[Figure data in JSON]

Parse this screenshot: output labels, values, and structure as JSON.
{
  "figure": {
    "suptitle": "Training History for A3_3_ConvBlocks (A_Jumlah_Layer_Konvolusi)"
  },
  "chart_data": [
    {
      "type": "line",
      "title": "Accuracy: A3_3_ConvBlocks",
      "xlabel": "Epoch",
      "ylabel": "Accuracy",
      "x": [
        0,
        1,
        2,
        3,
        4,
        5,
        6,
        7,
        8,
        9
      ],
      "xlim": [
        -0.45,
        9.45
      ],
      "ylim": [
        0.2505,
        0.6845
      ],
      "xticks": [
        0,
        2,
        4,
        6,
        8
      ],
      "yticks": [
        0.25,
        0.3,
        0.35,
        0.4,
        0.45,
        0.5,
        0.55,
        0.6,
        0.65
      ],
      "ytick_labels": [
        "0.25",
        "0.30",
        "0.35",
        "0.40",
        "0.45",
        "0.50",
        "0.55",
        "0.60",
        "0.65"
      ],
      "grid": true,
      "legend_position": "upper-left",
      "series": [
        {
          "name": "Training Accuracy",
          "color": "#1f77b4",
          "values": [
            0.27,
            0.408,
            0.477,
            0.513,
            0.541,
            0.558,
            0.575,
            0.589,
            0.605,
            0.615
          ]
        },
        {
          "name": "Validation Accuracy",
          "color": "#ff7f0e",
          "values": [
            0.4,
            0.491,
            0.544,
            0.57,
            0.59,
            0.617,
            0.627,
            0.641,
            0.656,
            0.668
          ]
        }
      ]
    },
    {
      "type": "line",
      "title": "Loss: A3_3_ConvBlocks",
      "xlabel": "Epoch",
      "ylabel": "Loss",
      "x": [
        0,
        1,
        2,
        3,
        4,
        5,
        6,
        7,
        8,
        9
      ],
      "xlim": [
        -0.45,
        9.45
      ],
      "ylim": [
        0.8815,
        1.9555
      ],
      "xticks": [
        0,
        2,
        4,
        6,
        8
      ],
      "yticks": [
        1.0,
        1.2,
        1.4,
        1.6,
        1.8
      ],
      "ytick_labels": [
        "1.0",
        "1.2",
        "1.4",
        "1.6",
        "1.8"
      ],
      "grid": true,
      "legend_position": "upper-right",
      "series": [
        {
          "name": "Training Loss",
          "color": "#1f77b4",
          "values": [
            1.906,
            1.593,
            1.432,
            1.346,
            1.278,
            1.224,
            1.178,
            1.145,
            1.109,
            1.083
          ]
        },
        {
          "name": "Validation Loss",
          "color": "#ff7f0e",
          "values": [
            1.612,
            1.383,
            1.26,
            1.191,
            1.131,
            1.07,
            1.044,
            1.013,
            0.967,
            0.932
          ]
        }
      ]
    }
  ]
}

■ **Your task**:
Nothing should be left out: repeat all of the data exactly.

■ **Written response**:
Parse this screenshot: output labels, values, and structure as JSON.
{
  "figure": {
    "suptitle": "Training History for A3_3_ConvBlocks (A_Jumlah_Layer_Konvolusi)"
  },
  "chart_data": [
    {
      "type": "line",
      "title": "Accuracy: A3_3_ConvBlocks",
      "xlabel": "Epoch",
      "ylabel": "Accuracy",
      "x": [
        0,
        1,
        2,
        3,
        4,
        5,
        6,
        7,
        8,
        9
      ],
      "xlim": [
        -0.45,
        9.45
      ],
      "ylim": [
        0.2505,
        0.6845
      ],
      "xticks": [
        0,
        2,
        4,
        6,
        8
      ],
      "yticks": [
        0.25,
        0.3,
        0.35,
        0.4,
        0.45,
        0.5,
        0.55,
        0.6,
        0.65
      ],
      "ytick_labels": [
        "0.25",
        "0.30",
        "0.35",
        "0.40",
        "0.45",
        "0.50",
        "0.55",
        "0.60",
        "0.65"
      ],
      "grid": true,
      "legend_position": "upper-left",
      "series": [
        {
          "name": "Training Accuracy",
          "color": "#1f77b4",
          "values": [
            0.27,
            0.408,
            0.477,
            0.513,
            0.541,
            0.558,
            0.575,
            0.589,
            0.605,
            0.615
          ]
        },
        {
          "name": "Validation Accuracy",
          "color": "#ff7f0e",
          "values": [
            0.4,
            0.491,
            0.544,
            0.57,
            0.59,
            0.617,
            0.627,
            0.641,
            0.656,
            0.668
          ]
        }
      ]
    },
    {
      "type": "line",
      "title": "Loss: A3_3_ConvBlocks",
      "xlabel": "Epoch",
      "ylabel": "Loss",
      "x": [
        0,
        1,
        2,
        3,
        4,
        5,
        6,
        7,
        8,
        9
      ],
      "xlim": [
        -0.45,
        9.45
      ],
      "ylim": [
        0.8815,
        1.9555
      ],
      "xticks": [
        0,
        2,
        4,
        6,
        8
      ],
      "yticks": [
        1.0,
        1.2,
        1.4,
        1.6,
        1.8
      ],
      "ytick_labels": [
        "1.0",
        "1.2",
        "1.4",
        "1.6",
        "1.8"
      ],
      "grid": true,
      "legend_position": "upper-right",
      "series": [
        {
          "name": "Training Loss",
          "color": "#1f77b4",
          "values": [
            1.906,
            1.593,
            1.432,
            1.346,
            1.278,
            1.224,
            1.178,
            1.145,
            1.109,
            1.083
          ]
        },
        {
          "name": "Validation Loss",
          "color": "#ff7f0e",
          "values": [
            1.612,
            1.383,
            1.26,
            1.191,
            1.131,
            1.07,
            1.044,
            1.013,
            0.967,
            0.932
          ]
        }
      ]
    }
  ]
}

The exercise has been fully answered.